Challenge =
Using the listing below, copy every line that mentions "грунта".

Data for this task =
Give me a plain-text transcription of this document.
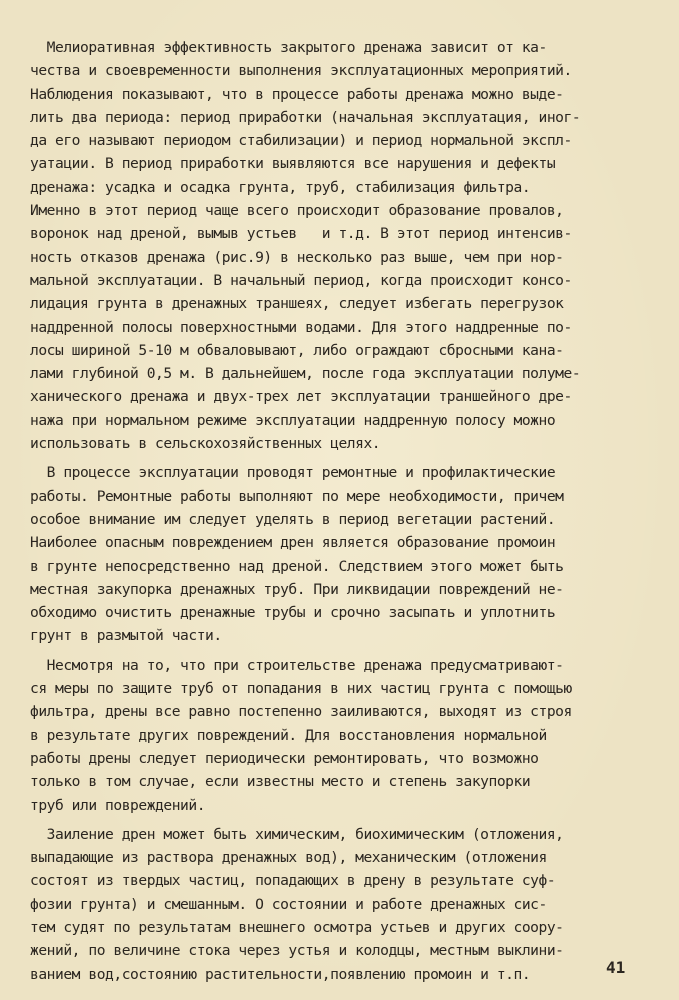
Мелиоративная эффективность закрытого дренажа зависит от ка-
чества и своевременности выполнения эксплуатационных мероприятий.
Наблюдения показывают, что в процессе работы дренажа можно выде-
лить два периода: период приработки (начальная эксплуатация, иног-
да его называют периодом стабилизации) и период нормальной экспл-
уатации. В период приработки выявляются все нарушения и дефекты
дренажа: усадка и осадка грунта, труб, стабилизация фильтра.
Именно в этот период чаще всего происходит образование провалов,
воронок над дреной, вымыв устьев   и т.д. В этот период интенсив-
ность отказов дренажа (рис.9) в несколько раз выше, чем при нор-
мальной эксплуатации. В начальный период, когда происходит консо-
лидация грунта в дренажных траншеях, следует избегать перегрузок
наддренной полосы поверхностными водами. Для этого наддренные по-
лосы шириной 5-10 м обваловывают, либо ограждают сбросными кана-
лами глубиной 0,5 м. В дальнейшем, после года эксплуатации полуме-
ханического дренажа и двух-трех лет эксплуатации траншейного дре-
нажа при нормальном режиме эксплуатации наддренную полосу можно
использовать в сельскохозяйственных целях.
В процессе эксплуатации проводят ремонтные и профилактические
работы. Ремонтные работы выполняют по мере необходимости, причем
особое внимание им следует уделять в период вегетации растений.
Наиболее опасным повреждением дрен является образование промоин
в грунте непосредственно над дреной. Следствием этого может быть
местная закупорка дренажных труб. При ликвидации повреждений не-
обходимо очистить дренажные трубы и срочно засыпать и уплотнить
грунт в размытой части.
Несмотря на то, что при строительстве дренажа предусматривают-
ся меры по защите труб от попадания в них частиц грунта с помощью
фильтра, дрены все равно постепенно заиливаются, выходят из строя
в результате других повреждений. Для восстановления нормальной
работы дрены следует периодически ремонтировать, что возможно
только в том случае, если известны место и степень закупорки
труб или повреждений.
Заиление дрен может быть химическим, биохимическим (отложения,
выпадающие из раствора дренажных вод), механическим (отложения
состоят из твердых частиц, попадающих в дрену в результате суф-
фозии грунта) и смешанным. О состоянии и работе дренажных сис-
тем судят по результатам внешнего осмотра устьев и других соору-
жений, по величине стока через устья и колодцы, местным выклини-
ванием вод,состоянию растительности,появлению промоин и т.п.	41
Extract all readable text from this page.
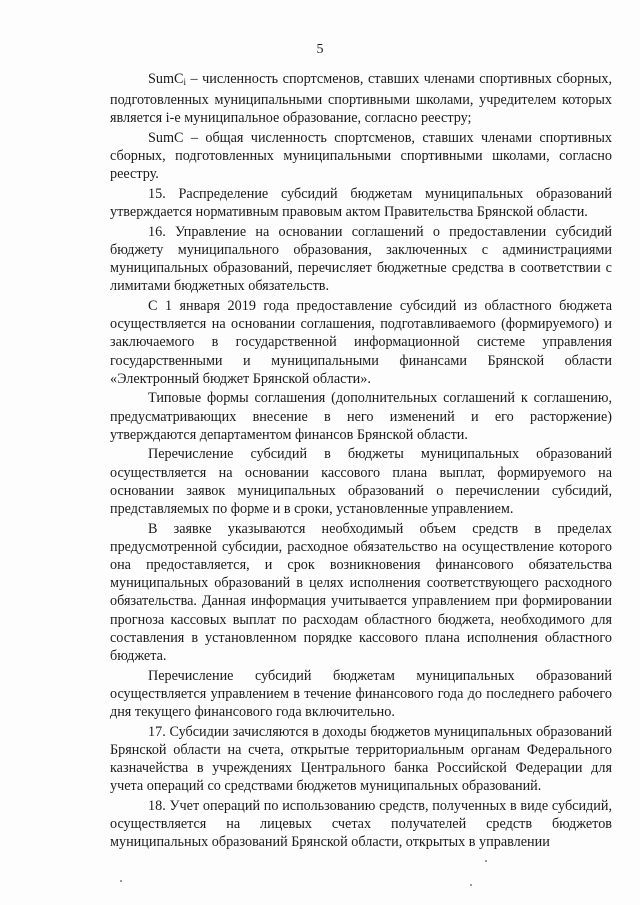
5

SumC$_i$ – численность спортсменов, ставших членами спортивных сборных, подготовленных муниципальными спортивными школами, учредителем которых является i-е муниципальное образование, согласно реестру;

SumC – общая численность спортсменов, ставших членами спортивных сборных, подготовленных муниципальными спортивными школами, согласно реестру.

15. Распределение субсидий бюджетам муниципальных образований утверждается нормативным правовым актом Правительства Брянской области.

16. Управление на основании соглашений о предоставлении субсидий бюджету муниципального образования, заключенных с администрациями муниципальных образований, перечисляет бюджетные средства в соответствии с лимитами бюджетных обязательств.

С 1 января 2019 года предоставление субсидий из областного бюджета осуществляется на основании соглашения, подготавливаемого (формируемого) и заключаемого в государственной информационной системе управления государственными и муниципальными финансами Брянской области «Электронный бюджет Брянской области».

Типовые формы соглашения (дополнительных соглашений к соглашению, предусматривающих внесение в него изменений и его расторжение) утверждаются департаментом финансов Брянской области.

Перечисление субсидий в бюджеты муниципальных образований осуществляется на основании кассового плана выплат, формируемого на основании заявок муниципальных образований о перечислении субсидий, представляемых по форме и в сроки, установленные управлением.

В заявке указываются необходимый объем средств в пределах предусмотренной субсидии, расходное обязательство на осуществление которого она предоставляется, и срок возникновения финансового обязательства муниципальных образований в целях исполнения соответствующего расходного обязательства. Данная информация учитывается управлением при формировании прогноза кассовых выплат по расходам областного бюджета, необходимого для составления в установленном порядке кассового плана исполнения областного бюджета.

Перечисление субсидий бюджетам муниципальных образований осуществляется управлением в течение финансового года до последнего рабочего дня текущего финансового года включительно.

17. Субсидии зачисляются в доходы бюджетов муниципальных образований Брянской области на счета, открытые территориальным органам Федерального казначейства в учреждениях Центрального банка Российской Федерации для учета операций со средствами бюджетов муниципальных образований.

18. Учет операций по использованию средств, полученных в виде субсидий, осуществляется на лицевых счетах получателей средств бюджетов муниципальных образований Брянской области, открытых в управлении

Correct answer =
дренажа: усадка и осадка грунта, труб, стабилизация фильтра.
лидация грунта в дренажных траншеях, следует избегать перегрузок
ся меры по защите труб от попадания в них частиц грунта с помощью
фозии грунта) и смешанным. О состоянии и работе дренажных сис-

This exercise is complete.